* START WORKING DATA *
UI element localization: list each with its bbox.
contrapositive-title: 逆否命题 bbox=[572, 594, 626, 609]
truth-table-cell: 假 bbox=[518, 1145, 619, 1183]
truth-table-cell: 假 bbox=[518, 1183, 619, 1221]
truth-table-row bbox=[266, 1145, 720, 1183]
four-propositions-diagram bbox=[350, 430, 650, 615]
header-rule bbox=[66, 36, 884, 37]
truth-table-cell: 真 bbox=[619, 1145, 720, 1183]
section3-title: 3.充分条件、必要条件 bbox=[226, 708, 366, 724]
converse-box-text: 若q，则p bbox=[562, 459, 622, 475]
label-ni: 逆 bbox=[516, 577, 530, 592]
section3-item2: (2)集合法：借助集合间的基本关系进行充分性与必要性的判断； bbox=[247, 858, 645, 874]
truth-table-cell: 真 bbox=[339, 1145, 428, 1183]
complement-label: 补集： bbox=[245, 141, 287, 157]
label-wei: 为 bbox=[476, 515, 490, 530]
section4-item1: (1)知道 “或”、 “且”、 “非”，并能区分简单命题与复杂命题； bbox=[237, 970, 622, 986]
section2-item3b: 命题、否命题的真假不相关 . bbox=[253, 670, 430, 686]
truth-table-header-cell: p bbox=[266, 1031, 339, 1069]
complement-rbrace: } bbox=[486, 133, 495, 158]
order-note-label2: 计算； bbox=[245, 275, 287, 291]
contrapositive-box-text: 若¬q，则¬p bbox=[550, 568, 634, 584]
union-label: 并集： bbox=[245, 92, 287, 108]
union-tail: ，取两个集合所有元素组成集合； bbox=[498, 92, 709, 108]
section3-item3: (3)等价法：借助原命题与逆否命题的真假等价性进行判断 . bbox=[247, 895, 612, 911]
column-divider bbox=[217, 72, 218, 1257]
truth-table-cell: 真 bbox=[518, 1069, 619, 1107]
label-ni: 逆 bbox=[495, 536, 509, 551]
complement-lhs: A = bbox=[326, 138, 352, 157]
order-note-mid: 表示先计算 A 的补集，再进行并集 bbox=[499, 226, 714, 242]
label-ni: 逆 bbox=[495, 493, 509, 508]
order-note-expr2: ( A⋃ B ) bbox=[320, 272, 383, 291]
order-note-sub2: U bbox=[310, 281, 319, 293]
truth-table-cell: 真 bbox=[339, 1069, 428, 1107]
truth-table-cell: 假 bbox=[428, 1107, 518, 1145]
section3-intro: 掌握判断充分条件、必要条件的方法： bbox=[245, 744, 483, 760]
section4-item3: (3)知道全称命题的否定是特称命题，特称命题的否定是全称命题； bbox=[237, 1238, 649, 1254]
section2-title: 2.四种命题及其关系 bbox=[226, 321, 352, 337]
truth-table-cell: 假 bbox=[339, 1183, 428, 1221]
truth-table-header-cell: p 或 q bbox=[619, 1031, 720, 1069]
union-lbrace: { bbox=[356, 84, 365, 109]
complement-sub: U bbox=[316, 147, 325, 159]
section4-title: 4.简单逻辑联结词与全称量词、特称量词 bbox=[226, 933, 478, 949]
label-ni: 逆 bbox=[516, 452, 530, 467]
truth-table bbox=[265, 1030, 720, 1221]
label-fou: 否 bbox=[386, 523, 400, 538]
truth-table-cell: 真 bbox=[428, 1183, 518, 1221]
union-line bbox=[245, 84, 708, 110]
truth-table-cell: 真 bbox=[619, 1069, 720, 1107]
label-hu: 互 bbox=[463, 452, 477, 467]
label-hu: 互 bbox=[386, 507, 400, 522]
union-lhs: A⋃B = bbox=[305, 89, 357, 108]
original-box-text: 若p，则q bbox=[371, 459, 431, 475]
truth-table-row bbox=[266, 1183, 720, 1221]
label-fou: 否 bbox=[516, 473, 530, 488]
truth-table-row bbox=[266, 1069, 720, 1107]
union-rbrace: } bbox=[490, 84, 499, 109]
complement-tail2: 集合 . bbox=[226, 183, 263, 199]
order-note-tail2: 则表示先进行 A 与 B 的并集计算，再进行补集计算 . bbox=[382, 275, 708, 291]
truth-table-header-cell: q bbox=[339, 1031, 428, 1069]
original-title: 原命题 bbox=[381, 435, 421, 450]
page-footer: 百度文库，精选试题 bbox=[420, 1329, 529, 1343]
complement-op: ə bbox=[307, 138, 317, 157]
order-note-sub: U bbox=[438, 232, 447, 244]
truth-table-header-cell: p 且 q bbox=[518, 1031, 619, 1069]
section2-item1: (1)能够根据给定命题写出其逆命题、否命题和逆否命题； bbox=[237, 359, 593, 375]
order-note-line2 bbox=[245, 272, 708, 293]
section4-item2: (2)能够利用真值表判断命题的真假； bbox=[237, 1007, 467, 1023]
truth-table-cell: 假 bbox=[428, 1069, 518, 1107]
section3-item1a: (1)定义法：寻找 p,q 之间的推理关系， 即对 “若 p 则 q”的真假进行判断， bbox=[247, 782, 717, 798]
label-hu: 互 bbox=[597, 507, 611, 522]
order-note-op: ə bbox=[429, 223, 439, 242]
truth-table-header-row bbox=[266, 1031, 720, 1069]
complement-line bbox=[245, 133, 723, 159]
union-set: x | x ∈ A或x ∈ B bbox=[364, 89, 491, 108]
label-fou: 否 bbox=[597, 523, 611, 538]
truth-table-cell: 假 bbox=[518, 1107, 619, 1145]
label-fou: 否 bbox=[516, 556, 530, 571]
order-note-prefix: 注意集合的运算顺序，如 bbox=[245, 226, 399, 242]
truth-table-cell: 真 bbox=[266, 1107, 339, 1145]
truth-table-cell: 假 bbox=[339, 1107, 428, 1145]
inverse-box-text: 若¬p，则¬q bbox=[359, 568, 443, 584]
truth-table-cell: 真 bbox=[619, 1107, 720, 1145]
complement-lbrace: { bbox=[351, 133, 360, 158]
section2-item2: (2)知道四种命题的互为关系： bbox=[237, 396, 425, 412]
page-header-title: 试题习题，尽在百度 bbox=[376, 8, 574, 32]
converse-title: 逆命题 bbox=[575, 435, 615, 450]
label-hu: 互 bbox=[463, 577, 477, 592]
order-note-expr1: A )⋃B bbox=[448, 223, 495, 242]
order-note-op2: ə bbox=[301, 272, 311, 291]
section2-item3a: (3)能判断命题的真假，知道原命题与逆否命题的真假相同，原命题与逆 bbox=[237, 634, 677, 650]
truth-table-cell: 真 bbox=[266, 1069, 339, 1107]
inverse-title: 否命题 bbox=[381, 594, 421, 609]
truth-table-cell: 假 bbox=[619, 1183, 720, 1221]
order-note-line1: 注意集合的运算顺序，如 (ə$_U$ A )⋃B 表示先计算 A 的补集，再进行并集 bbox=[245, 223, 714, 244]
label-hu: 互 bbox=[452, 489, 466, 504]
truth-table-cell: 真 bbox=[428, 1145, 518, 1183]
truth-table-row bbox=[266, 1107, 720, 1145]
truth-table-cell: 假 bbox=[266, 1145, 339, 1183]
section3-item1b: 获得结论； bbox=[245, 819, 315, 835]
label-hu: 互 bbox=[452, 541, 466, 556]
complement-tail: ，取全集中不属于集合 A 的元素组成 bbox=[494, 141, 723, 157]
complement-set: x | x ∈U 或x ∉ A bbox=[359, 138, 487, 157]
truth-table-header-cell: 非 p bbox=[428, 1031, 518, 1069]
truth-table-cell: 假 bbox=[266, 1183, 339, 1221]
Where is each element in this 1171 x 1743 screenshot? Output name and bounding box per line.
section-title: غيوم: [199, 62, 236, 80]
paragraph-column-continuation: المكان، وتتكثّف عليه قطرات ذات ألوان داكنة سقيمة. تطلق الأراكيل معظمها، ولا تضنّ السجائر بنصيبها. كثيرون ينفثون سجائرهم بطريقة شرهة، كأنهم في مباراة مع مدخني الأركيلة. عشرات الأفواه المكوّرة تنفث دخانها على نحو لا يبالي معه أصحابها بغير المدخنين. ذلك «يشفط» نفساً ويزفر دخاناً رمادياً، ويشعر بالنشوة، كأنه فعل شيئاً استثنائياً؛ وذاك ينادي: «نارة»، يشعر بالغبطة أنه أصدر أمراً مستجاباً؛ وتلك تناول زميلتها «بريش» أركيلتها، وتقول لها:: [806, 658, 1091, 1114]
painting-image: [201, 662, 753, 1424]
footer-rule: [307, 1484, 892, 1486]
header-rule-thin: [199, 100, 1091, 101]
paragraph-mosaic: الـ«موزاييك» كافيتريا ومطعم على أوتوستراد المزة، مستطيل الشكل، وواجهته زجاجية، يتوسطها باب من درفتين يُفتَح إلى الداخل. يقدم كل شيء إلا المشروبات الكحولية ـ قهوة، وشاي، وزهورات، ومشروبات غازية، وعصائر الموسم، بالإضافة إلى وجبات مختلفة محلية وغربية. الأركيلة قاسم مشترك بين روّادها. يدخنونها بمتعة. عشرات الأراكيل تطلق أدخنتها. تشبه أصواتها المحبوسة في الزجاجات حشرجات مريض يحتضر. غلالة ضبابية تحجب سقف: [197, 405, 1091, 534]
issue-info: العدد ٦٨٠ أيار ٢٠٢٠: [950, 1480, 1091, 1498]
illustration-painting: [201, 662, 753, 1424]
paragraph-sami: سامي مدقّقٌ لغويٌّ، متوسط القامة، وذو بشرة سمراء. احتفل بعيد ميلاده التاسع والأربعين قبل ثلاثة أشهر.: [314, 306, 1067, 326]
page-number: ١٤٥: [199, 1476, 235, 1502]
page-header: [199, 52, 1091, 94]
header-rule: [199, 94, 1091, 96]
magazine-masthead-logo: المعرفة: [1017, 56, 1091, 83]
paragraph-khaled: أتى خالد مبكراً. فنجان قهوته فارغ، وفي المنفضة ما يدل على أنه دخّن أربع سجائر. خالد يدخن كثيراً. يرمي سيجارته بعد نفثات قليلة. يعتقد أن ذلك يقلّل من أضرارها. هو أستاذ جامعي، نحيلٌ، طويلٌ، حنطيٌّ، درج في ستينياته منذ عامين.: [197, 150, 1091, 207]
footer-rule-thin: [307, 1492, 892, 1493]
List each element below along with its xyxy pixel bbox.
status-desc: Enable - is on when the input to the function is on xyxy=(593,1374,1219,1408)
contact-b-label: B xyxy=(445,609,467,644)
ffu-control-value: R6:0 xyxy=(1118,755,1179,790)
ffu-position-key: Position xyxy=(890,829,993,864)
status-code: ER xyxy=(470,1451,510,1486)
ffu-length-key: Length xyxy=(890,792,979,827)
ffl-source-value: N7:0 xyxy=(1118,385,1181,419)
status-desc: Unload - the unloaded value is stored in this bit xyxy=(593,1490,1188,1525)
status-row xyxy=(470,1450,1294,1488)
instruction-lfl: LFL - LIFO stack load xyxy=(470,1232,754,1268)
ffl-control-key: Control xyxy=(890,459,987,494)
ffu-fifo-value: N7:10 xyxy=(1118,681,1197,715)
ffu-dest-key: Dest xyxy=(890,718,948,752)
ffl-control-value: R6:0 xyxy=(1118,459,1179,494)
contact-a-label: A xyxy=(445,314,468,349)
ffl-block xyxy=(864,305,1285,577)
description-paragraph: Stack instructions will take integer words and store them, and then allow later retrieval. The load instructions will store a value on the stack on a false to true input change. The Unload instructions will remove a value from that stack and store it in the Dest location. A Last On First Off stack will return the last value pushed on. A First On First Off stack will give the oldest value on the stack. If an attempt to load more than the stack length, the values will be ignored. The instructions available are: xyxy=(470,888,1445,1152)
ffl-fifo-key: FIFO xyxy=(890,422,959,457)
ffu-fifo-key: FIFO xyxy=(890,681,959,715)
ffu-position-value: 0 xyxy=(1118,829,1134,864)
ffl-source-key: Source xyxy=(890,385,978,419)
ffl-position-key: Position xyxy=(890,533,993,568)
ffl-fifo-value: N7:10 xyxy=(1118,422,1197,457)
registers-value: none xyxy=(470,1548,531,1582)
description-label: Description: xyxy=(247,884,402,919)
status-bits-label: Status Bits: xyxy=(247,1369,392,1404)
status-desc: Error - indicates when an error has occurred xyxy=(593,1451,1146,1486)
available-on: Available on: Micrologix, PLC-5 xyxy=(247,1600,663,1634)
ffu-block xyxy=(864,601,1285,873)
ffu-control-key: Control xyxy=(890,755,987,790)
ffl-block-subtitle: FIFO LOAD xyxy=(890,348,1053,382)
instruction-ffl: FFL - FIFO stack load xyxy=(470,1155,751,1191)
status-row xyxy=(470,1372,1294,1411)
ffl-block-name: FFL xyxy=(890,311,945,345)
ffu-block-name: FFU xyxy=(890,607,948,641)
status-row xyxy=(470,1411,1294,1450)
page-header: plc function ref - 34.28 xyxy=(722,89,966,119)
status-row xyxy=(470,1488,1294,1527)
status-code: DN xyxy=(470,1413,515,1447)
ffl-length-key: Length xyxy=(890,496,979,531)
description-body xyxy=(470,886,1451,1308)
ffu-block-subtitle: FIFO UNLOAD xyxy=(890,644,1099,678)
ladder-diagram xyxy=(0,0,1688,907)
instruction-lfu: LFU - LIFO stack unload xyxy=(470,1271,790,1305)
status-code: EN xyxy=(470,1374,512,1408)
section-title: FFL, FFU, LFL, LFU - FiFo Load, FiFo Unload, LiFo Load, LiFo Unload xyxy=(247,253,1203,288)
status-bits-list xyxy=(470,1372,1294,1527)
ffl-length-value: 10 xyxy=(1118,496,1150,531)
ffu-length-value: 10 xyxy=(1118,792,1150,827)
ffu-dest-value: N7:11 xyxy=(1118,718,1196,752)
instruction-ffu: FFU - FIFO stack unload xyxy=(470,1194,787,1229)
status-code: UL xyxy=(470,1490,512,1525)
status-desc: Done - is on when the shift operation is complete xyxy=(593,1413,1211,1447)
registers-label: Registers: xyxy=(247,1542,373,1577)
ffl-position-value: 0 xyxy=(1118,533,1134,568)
* END WORKING DATA *
— EXERCISE —
Copy out every row from the very first one down to the row containing "label-ni: 逆 bbox=[495, 493, 509, 508]", including both of them.

— FINAL RESULT —
UI element localization: list each with its bbox.
contrapositive-title: 逆否命题 bbox=[572, 594, 626, 609]
truth-table-cell: 假 bbox=[518, 1145, 619, 1183]
truth-table-cell: 假 bbox=[518, 1183, 619, 1221]
truth-table-row bbox=[266, 1145, 720, 1183]
four-propositions-diagram bbox=[350, 430, 650, 615]
header-rule bbox=[66, 36, 884, 37]
truth-table-cell: 真 bbox=[619, 1145, 720, 1183]
section3-title: 3.充分条件、必要条件 bbox=[226, 708, 366, 724]
converse-box-text: 若q，则p bbox=[562, 459, 622, 475]
label-ni: 逆 bbox=[516, 577, 530, 592]
section3-item2: (2)集合法：借助集合间的基本关系进行充分性与必要性的判断； bbox=[247, 858, 645, 874]
truth-table-cell: 真 bbox=[339, 1145, 428, 1183]
complement-label: 补集： bbox=[245, 141, 287, 157]
label-wei: 为 bbox=[476, 515, 490, 530]
section4-item1: (1)知道 “或”、 “且”、 “非”，并能区分简单命题与复杂命题； bbox=[237, 970, 622, 986]
section2-item3b: 命题、否命题的真假不相关 . bbox=[253, 670, 430, 686]
truth-table-header-cell: p bbox=[266, 1031, 339, 1069]
complement-rbrace: } bbox=[486, 133, 495, 158]
order-note-label2: 计算； bbox=[245, 275, 287, 291]
contrapositive-box-text: 若¬q，则¬p bbox=[550, 568, 634, 584]
union-label: 并集： bbox=[245, 92, 287, 108]
union-tail: ，取两个集合所有元素组成集合； bbox=[498, 92, 709, 108]
section3-item3: (3)等价法：借助原命题与逆否命题的真假等价性进行判断 . bbox=[247, 895, 612, 911]
column-divider bbox=[217, 72, 218, 1257]
truth-table-cell: 真 bbox=[518, 1069, 619, 1107]
label-ni: 逆 bbox=[495, 536, 509, 551]
complement-lhs: A = bbox=[326, 138, 352, 157]
order-note-mid: 表示先计算 A 的补集，再进行并集 bbox=[499, 226, 714, 242]
label-ni: 逆 bbox=[495, 493, 509, 508]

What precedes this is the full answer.